■ **Raw records**:
○ ○ ○
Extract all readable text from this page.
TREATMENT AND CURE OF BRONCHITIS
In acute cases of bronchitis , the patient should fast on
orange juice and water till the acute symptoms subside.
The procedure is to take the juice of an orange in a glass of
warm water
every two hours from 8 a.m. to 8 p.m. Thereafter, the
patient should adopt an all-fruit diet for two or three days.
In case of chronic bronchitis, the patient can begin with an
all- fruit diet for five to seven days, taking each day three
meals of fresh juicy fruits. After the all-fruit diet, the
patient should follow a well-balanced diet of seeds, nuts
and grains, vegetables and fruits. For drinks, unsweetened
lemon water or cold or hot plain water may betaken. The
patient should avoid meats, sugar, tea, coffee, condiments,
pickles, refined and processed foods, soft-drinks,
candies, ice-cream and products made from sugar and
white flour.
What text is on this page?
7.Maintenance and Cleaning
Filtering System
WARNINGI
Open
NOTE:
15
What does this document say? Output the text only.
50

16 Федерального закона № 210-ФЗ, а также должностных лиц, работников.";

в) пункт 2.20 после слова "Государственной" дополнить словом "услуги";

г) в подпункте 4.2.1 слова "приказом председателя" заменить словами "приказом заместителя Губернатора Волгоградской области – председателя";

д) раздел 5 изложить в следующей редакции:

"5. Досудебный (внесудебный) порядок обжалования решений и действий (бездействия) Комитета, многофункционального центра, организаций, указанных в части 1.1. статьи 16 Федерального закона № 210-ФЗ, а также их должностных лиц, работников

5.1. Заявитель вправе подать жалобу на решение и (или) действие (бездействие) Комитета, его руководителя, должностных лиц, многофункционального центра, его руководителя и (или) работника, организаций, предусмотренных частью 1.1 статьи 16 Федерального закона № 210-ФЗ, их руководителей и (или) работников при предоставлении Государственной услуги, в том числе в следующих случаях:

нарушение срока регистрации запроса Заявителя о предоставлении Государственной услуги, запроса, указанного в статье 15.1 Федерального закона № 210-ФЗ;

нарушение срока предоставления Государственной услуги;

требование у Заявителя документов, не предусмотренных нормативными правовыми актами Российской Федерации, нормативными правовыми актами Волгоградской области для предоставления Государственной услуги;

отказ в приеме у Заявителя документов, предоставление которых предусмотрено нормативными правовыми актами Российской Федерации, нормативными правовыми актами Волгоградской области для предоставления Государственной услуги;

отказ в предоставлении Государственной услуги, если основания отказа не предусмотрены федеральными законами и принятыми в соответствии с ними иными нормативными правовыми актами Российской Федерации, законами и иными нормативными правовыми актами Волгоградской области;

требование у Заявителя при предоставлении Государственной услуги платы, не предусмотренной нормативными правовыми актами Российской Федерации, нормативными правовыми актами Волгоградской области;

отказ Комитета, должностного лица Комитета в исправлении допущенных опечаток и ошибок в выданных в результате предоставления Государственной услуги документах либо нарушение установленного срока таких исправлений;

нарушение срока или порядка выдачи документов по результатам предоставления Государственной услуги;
○ ○ ○
■ **Exercise requirements**: Every record above must be duplicated exactly.

■ **Task answer**:
Extract all readable text from this page.
TREATMENT AND CURE OF BRONCHITIS
In acute cases of bronchitis , the patient should fast on
orange juice and water till the acute symptoms subside.
The procedure is to take the juice of an orange in a glass of
warm water
every two hours from 8 a.m. to 8 p.m. Thereafter, the
patient should adopt an all-fruit diet for two or three days.
In case of chronic bronchitis, the patient can begin with an
all- fruit diet for five to seven days, taking each day three
meals of fresh juicy fruits. After the all-fruit diet, the
patient should follow a well-balanced diet of seeds, nuts
and grains, vegetables and fruits. For drinks, unsweetened
lemon water or cold or hot plain water may betaken. The
patient should avoid meats, sugar, tea, coffee, condiments,
pickles, refined and processed foods, soft-drinks,
candies, ice-cream and products made from sugar and
white flour.
What text is on this page?
7.Maintenance and Cleaning
Filtering System
WARNINGI
Open
NOTE:
15
What does this document say? Output the text only.
50

16 Федерального закона № 210-ФЗ, а также должностных лиц, работников.";

в) пункт 2.20 после слова "Государственной" дополнить словом "услуги";

г) в подпункте 4.2.1 слова "приказом председателя" заменить словами "приказом заместителя Губернатора Волгоградской области – председателя";

д) раздел 5 изложить в следующей редакции:

"5. Досудебный (внесудебный) порядок обжалования решений и действий (бездействия) Комитета, многофункционального центра, организаций, указанных в части 1.1. статьи 16 Федерального закона № 210-ФЗ, а также их должностных лиц, работников

5.1. Заявитель вправе подать жалобу на решение и (или) действие (бездействие) Комитета, его руководителя, должностных лиц, многофункционального центра, его руководителя и (или) работника, организаций, предусмотренных частью 1.1 статьи 16 Федерального закона № 210-ФЗ, их руководителей и (или) работников при предоставлении Государственной услуги, в том числе в следующих случаях:

нарушение срока регистрации запроса Заявителя о предоставлении Государственной услуги, запроса, указанного в статье 15.1 Федерального закона № 210-ФЗ;

нарушение срока предоставления Государственной услуги;

требование у Заявителя документов, не предусмотренных нормативными правовыми актами Российской Федерации, нормативными правовыми актами Волгоградской области для предоставления Государственной услуги;

отказ в приеме у Заявителя документов, предоставление которых предусмотрено нормативными правовыми актами Российской Федерации, нормативными правовыми актами Волгоградской области для предоставления Государственной услуги;

отказ в предоставлении Государственной услуги, если основания отказа не предусмотрены федеральными законами и принятыми в соответствии с ними иными нормативными правовыми актами Российской Федерации, законами и иными нормативными правовыми актами Волгоградской области;

требование у Заявителя при предоставлении Государственной услуги платы, не предусмотренной нормативными правовыми актами Российской Федерации, нормативными правовыми актами Волгоградской области;

отказ Комитета, должностного лица Комитета в исправлении допущенных опечаток и ошибок в выданных в результате предоставления Государственной услуги документах либо нарушение установленного срока таких исправлений;

нарушение срока или порядка выдачи документов по результатам предоставления Государственной услуги;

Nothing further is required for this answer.